Texto proporcionado
NOBODY’S PERFECT – Introducción a la biofilmografía de Billy Wilder

CAPÍTULO I: EUROPA

El pequeño Samuel Wilder había aprendido los secretos del arte de contar historias escuchando los fascinantes relatos de su madre sobre los Estados Unidos, un país que describía como próspero y libre erigido sobre los pilares de los valores democráticos y la defensa de los derechos civiles. La madre de Samuel, Eugenia, anhelaba volver a Nueva York, donde había pasado el lustro más feliz de su vida, y no tardó en contagiar a sus hijos su entusiasmo por aquella nueva tierra prometida. Tal era la fascinación de Genia por America, que incluso llegó a “rebautizar” a sus dos primeros hijos con nombres anglosajones. A su primogénito, Wilhem, lo llamó Willie; mientras que al segundo, Samuel, comenzó a llamarlo Billie, en honor a Buffalo Bill.

Billie Wilder había nacido el 22 de junio de 1906 en el pueblo de Sucha Beskidzka, en la región de Galitzia, al sur de Cracovia, y había pasado los primeros años de su vida yendo y viniendo entre Cracovia y Viena, dos de las mayores ciudades del vasto Imperio Austrohúngaro. Sin embargo, la prodigiosa imaginación de Billie viajaba con frecuencia a miles de kilómetros de allí, desplegando sus alas sobre la vieja Europa y cruzando el océano Atlántico rumbo a la tierras de las oportunidades.

Datos proporcionados
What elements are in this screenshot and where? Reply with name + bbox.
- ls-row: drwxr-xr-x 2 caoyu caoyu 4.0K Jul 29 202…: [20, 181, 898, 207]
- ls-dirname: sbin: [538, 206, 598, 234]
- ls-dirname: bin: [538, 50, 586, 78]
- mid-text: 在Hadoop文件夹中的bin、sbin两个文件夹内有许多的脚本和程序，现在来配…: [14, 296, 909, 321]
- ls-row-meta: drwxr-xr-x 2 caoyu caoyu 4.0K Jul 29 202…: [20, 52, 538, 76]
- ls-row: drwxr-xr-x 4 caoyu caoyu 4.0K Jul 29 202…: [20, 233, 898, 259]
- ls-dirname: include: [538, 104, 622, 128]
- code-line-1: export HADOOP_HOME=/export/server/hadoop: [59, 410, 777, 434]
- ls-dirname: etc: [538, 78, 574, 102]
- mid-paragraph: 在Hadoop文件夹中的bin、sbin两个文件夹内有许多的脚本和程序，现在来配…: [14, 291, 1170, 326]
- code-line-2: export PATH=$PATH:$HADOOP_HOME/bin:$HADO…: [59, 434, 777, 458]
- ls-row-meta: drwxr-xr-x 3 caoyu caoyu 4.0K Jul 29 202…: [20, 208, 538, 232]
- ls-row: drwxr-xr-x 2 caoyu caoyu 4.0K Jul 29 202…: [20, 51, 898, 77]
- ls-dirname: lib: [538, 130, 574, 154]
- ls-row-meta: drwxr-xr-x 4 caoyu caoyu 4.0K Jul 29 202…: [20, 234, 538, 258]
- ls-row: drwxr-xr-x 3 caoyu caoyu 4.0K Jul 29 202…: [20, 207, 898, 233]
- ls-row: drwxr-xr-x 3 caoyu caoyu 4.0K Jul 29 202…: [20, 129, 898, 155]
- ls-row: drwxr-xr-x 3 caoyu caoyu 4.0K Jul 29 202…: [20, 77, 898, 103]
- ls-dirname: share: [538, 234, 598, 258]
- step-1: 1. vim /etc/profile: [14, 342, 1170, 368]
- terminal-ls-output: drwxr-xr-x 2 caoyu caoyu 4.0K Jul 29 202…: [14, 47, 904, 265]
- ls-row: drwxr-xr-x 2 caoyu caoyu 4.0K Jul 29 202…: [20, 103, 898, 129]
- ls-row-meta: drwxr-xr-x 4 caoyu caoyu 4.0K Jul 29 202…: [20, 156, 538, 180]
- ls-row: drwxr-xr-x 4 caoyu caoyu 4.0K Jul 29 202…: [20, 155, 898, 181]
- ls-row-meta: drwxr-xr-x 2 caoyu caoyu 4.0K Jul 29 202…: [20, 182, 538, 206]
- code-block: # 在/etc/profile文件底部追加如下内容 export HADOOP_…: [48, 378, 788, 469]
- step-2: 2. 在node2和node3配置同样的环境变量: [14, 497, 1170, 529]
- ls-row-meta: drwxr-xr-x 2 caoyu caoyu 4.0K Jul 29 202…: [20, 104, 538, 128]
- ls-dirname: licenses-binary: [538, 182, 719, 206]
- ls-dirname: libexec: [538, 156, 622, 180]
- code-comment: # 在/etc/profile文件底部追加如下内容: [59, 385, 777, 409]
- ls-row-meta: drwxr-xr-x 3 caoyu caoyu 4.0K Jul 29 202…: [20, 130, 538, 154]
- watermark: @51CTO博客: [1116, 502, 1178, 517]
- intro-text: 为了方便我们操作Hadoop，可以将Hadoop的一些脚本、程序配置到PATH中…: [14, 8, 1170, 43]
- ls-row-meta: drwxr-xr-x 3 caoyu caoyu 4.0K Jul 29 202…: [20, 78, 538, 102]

Enunciado
Copia íntegro y sin cambios el texto sobre la infancia de Billy Wilder.

Solución del problema
NOBODY’S PERFECT – Introducción a la biofilmografía de Billy Wilder

CAPÍTULO I: EUROPA

El pequeño Samuel Wilder había aprendido los secretos del arte de contar historias escuchando los fascinantes relatos de su madre sobre los Estados Unidos, un país que describía como próspero y libre erigido sobre los pilares de los valores democráticos y la defensa de los derechos civiles. La madre de Samuel, Eugenia, anhelaba volver a Nueva York, donde había pasado el lustro más feliz de su vida, y no tardó en contagiar a sus hijos su entusiasmo por aquella nueva tierra prometida. Tal era la fascinación de Genia por America, que incluso llegó a “rebautizar” a sus dos primeros hijos con nombres anglosajones. A su primogénito, Wilhem, lo llamó Willie; mientras que al segundo, Samuel, comenzó a llamarlo Billie, en honor a Buffalo Bill.

Billie Wilder había nacido el 22 de junio de 1906 en el pueblo de Sucha Beskidzka, en la región de Galitzia, al sur de Cracovia, y había pasado los primeros años de su vida yendo y viniendo entre Cracovia y Viena, dos de las mayores ciudades del vasto Imperio Austrohúngaro. Sin embargo, la prodigiosa imaginación de Billie viajaba con frecuencia a miles de kilómetros de allí, desplegando sus alas sobre la vieja Europa y cruzando el océano Atlántico rumbo a la tierras de las oportunidades.